| DO THIS |
Look through the data below and report how many lines include "used". Only the number should be given.

------ DATA LINES ------

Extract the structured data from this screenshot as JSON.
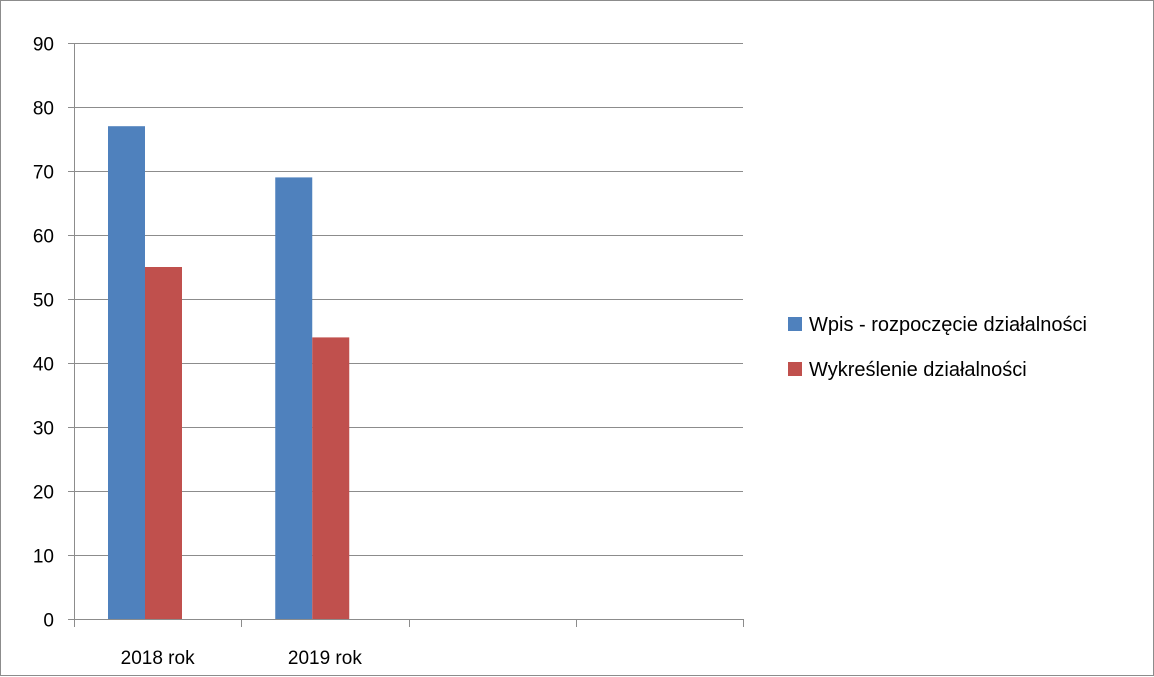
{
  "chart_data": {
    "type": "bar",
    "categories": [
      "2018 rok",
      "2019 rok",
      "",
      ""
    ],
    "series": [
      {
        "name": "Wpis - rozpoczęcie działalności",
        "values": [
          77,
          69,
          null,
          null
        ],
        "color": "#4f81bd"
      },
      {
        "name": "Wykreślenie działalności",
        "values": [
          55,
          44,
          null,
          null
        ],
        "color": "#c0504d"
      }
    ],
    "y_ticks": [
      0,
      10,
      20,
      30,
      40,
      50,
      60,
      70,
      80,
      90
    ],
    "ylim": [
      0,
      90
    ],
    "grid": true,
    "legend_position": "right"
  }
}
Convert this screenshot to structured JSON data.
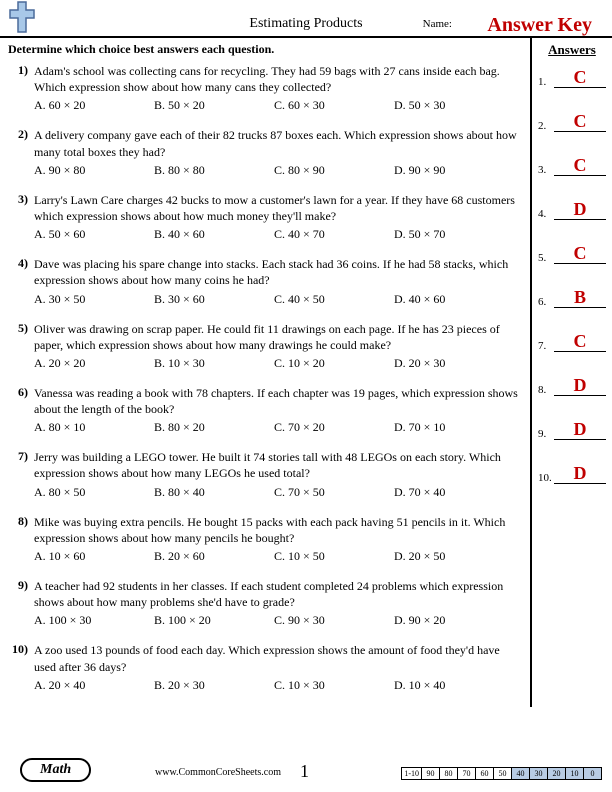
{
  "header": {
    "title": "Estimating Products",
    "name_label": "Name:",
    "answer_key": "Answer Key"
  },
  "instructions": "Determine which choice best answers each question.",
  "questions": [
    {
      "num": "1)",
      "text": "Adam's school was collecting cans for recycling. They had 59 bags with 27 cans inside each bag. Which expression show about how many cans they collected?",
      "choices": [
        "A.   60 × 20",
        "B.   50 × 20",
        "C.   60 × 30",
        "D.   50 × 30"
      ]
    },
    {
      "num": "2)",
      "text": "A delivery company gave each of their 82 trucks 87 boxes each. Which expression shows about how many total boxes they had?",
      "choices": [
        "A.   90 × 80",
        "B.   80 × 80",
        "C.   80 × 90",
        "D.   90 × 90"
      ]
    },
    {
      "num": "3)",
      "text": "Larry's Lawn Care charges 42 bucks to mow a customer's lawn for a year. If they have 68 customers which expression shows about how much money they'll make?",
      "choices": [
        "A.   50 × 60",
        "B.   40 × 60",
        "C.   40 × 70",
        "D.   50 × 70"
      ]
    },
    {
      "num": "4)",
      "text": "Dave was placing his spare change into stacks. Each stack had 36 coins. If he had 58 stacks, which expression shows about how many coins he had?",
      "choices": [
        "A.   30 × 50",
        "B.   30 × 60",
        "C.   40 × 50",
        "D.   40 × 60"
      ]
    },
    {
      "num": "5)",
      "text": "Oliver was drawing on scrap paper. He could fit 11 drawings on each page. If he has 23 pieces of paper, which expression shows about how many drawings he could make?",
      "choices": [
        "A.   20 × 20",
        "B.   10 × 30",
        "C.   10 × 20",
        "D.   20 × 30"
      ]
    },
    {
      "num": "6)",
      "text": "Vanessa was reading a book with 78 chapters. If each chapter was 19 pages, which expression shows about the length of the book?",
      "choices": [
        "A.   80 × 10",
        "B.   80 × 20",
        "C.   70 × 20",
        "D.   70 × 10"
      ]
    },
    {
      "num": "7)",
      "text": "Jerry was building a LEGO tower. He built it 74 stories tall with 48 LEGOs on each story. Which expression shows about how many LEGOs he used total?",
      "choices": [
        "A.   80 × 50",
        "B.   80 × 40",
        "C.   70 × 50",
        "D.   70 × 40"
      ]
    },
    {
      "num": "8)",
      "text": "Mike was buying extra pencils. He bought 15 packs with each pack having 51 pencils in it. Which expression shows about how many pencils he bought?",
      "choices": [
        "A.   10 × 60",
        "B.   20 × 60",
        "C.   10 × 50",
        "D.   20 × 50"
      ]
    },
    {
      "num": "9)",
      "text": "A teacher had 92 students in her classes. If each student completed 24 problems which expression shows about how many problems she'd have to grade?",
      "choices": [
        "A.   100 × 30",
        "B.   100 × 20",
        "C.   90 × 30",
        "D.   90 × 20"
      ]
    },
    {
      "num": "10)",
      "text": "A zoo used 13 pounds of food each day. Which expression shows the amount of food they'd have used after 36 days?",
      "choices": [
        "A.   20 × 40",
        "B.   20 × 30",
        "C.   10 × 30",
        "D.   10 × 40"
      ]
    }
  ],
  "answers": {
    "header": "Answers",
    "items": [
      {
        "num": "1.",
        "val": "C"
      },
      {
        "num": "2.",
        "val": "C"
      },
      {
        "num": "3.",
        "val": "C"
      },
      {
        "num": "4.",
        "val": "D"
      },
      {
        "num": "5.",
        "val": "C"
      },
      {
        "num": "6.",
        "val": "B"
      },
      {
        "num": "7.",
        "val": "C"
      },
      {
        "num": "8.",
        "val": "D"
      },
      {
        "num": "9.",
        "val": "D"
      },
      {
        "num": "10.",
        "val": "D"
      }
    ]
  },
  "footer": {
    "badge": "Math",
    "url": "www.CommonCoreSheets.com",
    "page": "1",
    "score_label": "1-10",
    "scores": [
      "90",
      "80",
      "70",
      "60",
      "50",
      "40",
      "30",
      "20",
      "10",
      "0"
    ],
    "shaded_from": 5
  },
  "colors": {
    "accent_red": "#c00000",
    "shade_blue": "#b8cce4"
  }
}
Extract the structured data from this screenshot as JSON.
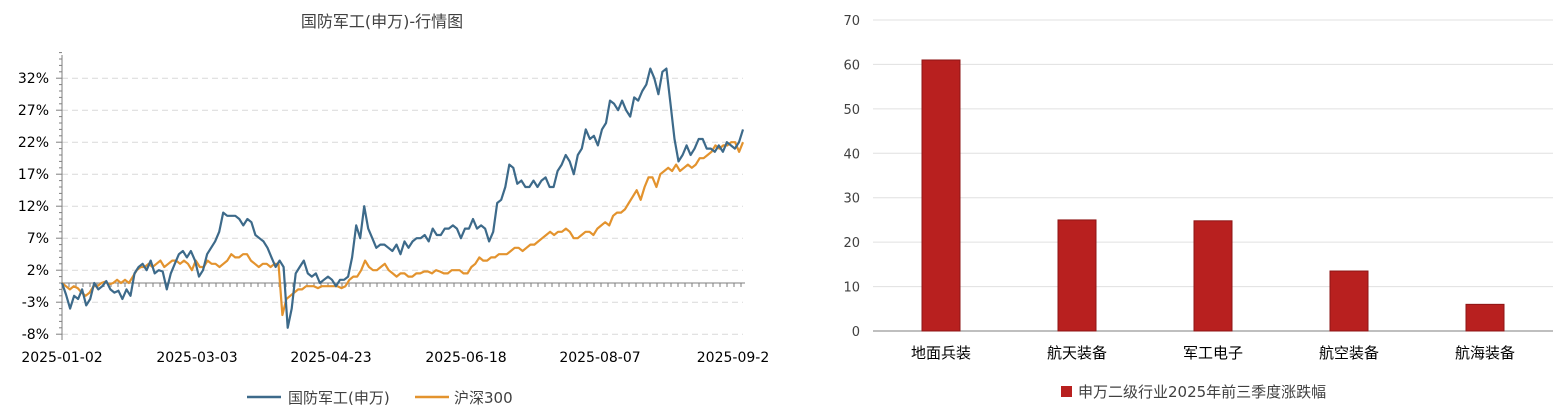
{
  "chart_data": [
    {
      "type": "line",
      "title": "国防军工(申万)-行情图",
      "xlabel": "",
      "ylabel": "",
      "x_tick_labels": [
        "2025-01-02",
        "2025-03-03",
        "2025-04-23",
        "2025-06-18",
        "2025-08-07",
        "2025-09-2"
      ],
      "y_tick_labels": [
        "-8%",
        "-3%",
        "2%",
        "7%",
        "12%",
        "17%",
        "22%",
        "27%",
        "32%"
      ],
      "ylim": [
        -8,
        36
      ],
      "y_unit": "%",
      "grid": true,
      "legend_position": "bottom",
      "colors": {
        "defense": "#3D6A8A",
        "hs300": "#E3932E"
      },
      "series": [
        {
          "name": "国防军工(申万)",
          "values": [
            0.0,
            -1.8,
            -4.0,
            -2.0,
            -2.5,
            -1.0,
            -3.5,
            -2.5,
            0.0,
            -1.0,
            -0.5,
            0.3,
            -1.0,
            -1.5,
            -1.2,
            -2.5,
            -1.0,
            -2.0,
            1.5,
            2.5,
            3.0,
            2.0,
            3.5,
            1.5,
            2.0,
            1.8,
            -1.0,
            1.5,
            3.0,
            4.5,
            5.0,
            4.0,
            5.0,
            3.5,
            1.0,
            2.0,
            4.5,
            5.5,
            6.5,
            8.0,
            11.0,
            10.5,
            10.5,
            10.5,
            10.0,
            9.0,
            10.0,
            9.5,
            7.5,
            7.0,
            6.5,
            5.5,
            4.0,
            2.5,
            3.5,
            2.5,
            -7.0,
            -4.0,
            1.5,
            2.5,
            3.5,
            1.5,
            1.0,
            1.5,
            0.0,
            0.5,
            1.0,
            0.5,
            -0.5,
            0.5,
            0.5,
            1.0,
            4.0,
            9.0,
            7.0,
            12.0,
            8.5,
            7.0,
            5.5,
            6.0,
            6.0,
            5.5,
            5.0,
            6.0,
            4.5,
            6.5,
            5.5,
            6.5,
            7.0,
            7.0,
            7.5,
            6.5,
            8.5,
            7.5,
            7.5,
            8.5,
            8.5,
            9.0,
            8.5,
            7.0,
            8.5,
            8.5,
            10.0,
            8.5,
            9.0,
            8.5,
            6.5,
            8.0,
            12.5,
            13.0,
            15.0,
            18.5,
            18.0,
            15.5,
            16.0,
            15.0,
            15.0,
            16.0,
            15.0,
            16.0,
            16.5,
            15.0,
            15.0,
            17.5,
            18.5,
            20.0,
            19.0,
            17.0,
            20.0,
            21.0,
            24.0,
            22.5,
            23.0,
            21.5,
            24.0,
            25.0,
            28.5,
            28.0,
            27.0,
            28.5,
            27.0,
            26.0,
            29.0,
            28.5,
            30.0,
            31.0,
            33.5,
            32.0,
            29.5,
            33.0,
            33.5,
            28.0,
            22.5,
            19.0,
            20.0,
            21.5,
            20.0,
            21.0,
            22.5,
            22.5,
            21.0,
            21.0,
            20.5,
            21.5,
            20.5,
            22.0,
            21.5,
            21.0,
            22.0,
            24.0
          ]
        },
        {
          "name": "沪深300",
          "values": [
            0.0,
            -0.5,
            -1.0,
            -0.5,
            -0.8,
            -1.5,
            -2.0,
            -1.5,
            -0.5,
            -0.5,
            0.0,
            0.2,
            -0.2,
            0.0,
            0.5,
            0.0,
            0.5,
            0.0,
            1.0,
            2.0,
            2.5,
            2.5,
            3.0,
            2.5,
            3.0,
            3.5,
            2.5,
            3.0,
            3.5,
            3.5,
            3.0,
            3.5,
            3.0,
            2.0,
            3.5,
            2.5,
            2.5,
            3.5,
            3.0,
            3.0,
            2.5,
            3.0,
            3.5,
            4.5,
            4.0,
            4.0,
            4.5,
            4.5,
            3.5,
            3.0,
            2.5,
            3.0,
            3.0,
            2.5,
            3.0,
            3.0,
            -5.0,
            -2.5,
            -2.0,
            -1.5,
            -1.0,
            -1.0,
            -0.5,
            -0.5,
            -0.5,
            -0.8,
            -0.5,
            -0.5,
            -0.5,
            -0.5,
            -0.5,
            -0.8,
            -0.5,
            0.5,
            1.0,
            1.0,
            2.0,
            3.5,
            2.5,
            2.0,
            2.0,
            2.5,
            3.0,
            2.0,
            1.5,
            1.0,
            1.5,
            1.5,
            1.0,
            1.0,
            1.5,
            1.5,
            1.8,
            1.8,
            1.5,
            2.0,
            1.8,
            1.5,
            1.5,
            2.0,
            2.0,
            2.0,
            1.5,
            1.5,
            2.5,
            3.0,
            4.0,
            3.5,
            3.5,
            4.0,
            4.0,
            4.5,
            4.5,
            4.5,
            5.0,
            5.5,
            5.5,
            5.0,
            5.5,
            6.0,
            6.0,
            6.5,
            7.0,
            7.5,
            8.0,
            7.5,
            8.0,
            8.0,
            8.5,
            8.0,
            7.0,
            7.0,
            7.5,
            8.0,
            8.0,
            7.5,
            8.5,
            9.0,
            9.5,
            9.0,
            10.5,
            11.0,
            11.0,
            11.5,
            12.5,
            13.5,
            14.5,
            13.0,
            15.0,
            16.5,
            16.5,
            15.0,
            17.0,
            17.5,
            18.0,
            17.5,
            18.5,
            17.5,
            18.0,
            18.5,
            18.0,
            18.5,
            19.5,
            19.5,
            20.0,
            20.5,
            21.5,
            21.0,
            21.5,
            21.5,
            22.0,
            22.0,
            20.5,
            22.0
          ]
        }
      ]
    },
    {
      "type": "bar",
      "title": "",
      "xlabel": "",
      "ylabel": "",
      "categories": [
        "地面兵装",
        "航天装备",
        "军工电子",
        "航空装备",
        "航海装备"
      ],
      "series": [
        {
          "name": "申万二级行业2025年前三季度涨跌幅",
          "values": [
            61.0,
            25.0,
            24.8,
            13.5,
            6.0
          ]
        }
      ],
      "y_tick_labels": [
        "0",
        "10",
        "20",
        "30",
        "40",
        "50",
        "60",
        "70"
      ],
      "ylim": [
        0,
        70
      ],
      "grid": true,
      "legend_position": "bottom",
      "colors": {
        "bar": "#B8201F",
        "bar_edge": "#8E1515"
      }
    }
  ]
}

------

| WRITTEN RESPONSE |
2